TASK INPUTS
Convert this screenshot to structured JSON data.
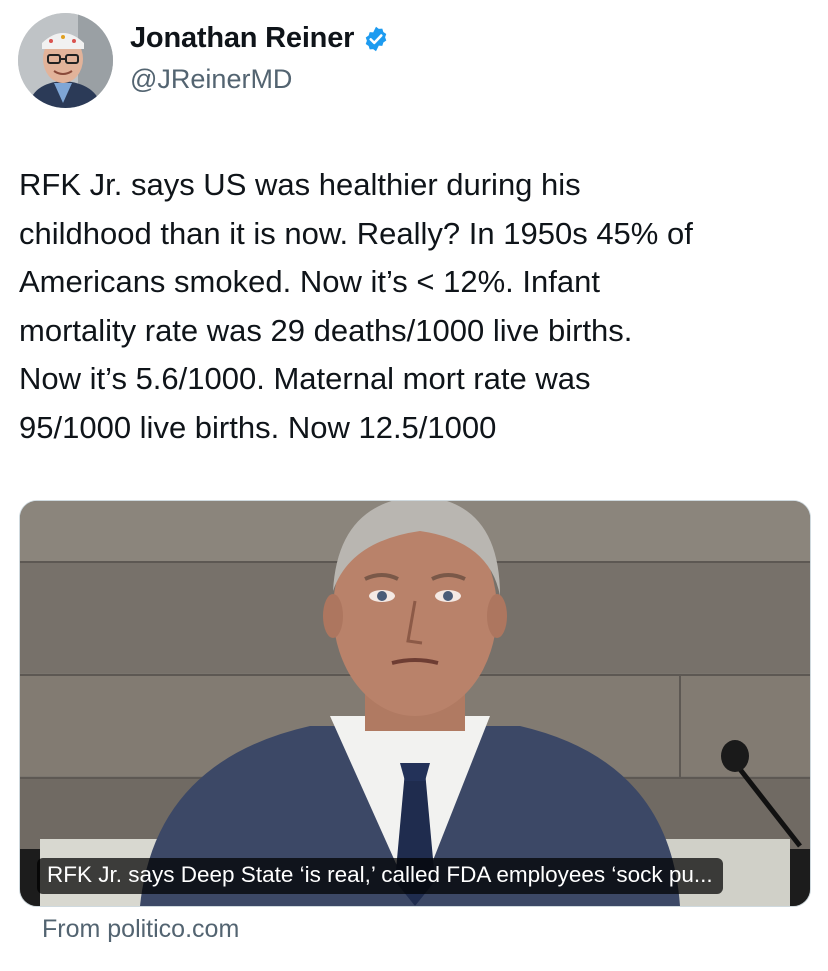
{
  "author": {
    "display_name": "Jonathan Reiner",
    "handle": "@JReinerMD",
    "verified": true,
    "verified_color": "#1d9bf0"
  },
  "tweet": {
    "text": "RFK Jr. says US was healthier during his\nchildhood than it is now. Really? In 1950s 45% of\nAmericans smoked. Now it’s < 12%. Infant\nmortality rate was 29 deaths/1000 live births.\nNow it’s 5.6/1000. Maternal mort rate was\n95/1000 live births. Now 12.5/1000"
  },
  "link_card": {
    "caption": "RFK Jr. says Deep State ‘is real,’ called FDA employees ‘sock pu...",
    "source": "From politico.com"
  }
}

EXERCISE OBJECTIVE
Copy each line exactly, and leave the pictures out of your copy.

EXPECTED OUTPUT
Convert this screenshot to structured JSON data.
{
  "author": {
    "display_name": "Jonathan Reiner",
    "handle": "@JReinerMD",
    "verified": true,
    "verified_color": "#1d9bf0"
  },
  "tweet": {
    "text": "RFK Jr. says US was healthier during his\nchildhood than it is now. Really? In 1950s 45% of\nAmericans smoked. Now it’s < 12%. Infant\nmortality rate was 29 deaths/1000 live births.\nNow it’s 5.6/1000. Maternal mort rate was\n95/1000 live births. Now 12.5/1000"
  },
  "link_card": {
    "caption": "RFK Jr. says Deep State ‘is real,’ called FDA employees ‘sock pu...",
    "source": "From politico.com"
  }
}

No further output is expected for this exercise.